**Exercise directions**: Every entry here needs to be repeated exactly.

**Data for this task**:
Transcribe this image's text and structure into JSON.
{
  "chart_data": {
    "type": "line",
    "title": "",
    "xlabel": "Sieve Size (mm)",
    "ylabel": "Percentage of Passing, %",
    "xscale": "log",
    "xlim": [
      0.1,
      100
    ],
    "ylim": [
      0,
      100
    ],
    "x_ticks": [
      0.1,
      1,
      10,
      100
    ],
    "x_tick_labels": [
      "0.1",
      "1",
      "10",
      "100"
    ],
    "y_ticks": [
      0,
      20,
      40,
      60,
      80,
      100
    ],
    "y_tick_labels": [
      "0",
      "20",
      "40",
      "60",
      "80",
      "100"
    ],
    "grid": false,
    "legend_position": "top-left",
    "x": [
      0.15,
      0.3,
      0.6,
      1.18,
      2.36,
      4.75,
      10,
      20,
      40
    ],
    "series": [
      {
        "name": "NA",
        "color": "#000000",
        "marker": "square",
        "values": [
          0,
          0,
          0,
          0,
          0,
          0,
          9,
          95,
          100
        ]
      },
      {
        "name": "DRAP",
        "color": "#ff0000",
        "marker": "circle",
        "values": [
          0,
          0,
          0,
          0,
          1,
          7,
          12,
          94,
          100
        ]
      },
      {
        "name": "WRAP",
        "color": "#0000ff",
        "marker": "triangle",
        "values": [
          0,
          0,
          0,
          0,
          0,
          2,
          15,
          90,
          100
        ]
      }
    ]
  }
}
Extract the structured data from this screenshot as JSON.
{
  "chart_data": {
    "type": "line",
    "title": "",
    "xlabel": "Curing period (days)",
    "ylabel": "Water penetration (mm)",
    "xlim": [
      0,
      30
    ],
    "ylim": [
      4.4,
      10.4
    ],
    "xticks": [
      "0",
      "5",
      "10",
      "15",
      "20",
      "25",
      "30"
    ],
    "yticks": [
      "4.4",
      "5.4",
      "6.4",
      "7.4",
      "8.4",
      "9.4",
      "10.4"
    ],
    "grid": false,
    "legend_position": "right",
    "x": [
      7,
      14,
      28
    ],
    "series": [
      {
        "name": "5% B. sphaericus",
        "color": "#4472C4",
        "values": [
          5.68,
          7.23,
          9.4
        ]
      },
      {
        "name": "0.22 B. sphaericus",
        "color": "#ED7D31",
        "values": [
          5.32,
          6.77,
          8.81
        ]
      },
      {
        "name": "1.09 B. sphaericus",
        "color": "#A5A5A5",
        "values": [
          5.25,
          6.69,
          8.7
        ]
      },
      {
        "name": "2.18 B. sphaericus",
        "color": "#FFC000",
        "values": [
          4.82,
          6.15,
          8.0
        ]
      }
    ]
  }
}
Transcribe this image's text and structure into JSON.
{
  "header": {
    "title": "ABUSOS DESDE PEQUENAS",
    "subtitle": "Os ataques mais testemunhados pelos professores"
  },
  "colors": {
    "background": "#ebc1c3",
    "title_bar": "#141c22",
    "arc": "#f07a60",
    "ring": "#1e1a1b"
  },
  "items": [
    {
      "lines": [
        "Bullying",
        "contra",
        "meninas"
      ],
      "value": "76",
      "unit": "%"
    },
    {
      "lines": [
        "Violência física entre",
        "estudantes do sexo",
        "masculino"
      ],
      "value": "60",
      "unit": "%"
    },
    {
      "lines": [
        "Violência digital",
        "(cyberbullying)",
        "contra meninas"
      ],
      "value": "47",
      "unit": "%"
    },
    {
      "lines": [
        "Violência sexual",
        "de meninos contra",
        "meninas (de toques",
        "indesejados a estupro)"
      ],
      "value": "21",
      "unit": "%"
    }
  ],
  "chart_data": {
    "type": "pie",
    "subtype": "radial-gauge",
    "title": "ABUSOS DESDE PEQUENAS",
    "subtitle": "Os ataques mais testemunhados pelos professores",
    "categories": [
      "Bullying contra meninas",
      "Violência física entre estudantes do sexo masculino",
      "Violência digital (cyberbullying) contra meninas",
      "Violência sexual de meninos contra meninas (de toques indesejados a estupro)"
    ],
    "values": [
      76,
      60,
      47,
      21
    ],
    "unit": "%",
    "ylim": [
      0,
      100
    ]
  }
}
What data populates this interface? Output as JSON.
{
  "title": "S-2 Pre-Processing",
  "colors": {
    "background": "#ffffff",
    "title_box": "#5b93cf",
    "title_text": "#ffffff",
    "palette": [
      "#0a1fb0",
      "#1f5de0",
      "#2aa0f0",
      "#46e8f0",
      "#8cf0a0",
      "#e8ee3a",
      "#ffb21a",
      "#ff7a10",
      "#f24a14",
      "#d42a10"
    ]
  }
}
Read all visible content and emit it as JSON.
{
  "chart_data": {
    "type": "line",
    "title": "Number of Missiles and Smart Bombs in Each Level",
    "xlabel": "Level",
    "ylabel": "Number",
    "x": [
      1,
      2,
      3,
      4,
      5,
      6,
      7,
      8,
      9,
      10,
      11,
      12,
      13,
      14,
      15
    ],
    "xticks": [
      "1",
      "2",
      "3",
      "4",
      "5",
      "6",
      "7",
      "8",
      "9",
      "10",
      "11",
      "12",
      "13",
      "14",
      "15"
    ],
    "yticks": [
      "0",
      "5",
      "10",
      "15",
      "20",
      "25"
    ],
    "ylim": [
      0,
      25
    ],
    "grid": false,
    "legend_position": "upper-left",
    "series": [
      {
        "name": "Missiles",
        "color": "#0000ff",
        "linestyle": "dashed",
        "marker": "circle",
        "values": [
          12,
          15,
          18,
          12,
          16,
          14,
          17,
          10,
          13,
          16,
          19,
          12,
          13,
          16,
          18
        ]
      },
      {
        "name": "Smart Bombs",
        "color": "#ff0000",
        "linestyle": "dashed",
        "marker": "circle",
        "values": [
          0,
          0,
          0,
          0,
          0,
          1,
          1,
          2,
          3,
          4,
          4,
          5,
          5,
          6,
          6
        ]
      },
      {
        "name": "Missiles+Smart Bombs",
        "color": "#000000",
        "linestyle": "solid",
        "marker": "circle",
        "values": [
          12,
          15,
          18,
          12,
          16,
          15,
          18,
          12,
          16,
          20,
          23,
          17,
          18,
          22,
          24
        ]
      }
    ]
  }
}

**Complete answer**:
Transcribe this image's text and structure into JSON.
{
  "chart_data": {
    "type": "line",
    "title": "",
    "xlabel": "Sieve Size (mm)",
    "ylabel": "Percentage of Passing, %",
    "xscale": "log",
    "xlim": [
      0.1,
      100
    ],
    "ylim": [
      0,
      100
    ],
    "x_ticks": [
      0.1,
      1,
      10,
      100
    ],
    "x_tick_labels": [
      "0.1",
      "1",
      "10",
      "100"
    ],
    "y_ticks": [
      0,
      20,
      40,
      60,
      80,
      100
    ],
    "y_tick_labels": [
      "0",
      "20",
      "40",
      "60",
      "80",
      "100"
    ],
    "grid": false,
    "legend_position": "top-left",
    "x": [
      0.15,
      0.3,
      0.6,
      1.18,
      2.36,
      4.75,
      10,
      20,
      40
    ],
    "series": [
      {
        "name": "NA",
        "color": "#000000",
        "marker": "square",
        "values": [
          0,
          0,
          0,
          0,
          0,
          0,
          9,
          95,
          100
        ]
      },
      {
        "name": "DRAP",
        "color": "#ff0000",
        "marker": "circle",
        "values": [
          0,
          0,
          0,
          0,
          1,
          7,
          12,
          94,
          100
        ]
      },
      {
        "name": "WRAP",
        "color": "#0000ff",
        "marker": "triangle",
        "values": [
          0,
          0,
          0,
          0,
          0,
          2,
          15,
          90,
          100
        ]
      }
    ]
  }
}
Extract the structured data from this screenshot as JSON.
{
  "chart_data": {
    "type": "line",
    "title": "",
    "xlabel": "Curing period (days)",
    "ylabel": "Water penetration (mm)",
    "xlim": [
      0,
      30
    ],
    "ylim": [
      4.4,
      10.4
    ],
    "xticks": [
      "0",
      "5",
      "10",
      "15",
      "20",
      "25",
      "30"
    ],
    "yticks": [
      "4.4",
      "5.4",
      "6.4",
      "7.4",
      "8.4",
      "9.4",
      "10.4"
    ],
    "grid": false,
    "legend_position": "right",
    "x": [
      7,
      14,
      28
    ],
    "series": [
      {
        "name": "5% B. sphaericus",
        "color": "#4472C4",
        "values": [
          5.68,
          7.23,
          9.4
        ]
      },
      {
        "name": "0.22 B. sphaericus",
        "color": "#ED7D31",
        "values": [
          5.32,
          6.77,
          8.81
        ]
      },
      {
        "name": "1.09 B. sphaericus",
        "color": "#A5A5A5",
        "values": [
          5.25,
          6.69,
          8.7
        ]
      },
      {
        "name": "2.18 B. sphaericus",
        "color": "#FFC000",
        "values": [
          4.82,
          6.15,
          8.0
        ]
      }
    ]
  }
}
Transcribe this image's text and structure into JSON.
{
  "header": {
    "title": "ABUSOS DESDE PEQUENAS",
    "subtitle": "Os ataques mais testemunhados pelos professores"
  },
  "colors": {
    "background": "#ebc1c3",
    "title_bar": "#141c22",
    "arc": "#f07a60",
    "ring": "#1e1a1b"
  },
  "items": [
    {
      "lines": [
        "Bullying",
        "contra",
        "meninas"
      ],
      "value": "76",
      "unit": "%"
    },
    {
      "lines": [
        "Violência física entre",
        "estudantes do sexo",
        "masculino"
      ],
      "value": "60",
      "unit": "%"
    },
    {
      "lines": [
        "Violência digital",
        "(cyberbullying)",
        "contra meninas"
      ],
      "value": "47",
      "unit": "%"
    },
    {
      "lines": [
        "Violência sexual",
        "de meninos contra",
        "meninas (de toques",
        "indesejados a estupro)"
      ],
      "value": "21",
      "unit": "%"
    }
  ],
  "chart_data": {
    "type": "pie",
    "subtype": "radial-gauge",
    "title": "ABUSOS DESDE PEQUENAS",
    "subtitle": "Os ataques mais testemunhados pelos professores",
    "categories": [
      "Bullying contra meninas",
      "Violência física entre estudantes do sexo masculino",
      "Violência digital (cyberbullying) contra meninas",
      "Violência sexual de meninos contra meninas (de toques indesejados a estupro)"
    ],
    "values": [
      76,
      60,
      47,
      21
    ],
    "unit": "%",
    "ylim": [
      0,
      100
    ]
  }
}
What data populates this interface? Output as JSON.
{
  "title": "S-2 Pre-Processing",
  "colors": {
    "background": "#ffffff",
    "title_box": "#5b93cf",
    "title_text": "#ffffff",
    "palette": [
      "#0a1fb0",
      "#1f5de0",
      "#2aa0f0",
      "#46e8f0",
      "#8cf0a0",
      "#e8ee3a",
      "#ffb21a",
      "#ff7a10",
      "#f24a14",
      "#d42a10"
    ]
  }
}
Read all visible content and emit it as JSON.
{
  "chart_data": {
    "type": "line",
    "title": "Number of Missiles and Smart Bombs in Each Level",
    "xlabel": "Level",
    "ylabel": "Number",
    "x": [
      1,
      2,
      3,
      4,
      5,
      6,
      7,
      8,
      9,
      10,
      11,
      12,
      13,
      14,
      15
    ],
    "xticks": [
      "1",
      "2",
      "3",
      "4",
      "5",
      "6",
      "7",
      "8",
      "9",
      "10",
      "11",
      "12",
      "13",
      "14",
      "15"
    ],
    "yticks": [
      "0",
      "5",
      "10",
      "15",
      "20",
      "25"
    ],
    "ylim": [
      0,
      25
    ],
    "grid": false,
    "legend_position": "upper-left",
    "series": [
      {
        "name": "Missiles",
        "color": "#0000ff",
        "linestyle": "dashed",
        "marker": "circle",
        "values": [
          12,
          15,
          18,
          12,
          16,
          14,
          17,
          10,
          13,
          16,
          19,
          12,
          13,
          16,
          18
        ]
      },
      {
        "name": "Smart Bombs",
        "color": "#ff0000",
        "linestyle": "dashed",
        "marker": "circle",
        "values": [
          0,
          0,
          0,
          0,
          0,
          1,
          1,
          2,
          3,
          4,
          4,
          5,
          5,
          6,
          6
        ]
      },
      {
        "name": "Missiles+Smart Bombs",
        "color": "#000000",
        "linestyle": "solid",
        "marker": "circle",
        "values": [
          12,
          15,
          18,
          12,
          16,
          15,
          18,
          12,
          16,
          20,
          23,
          17,
          18,
          22,
          24
        ]
      }
    ]
  }
}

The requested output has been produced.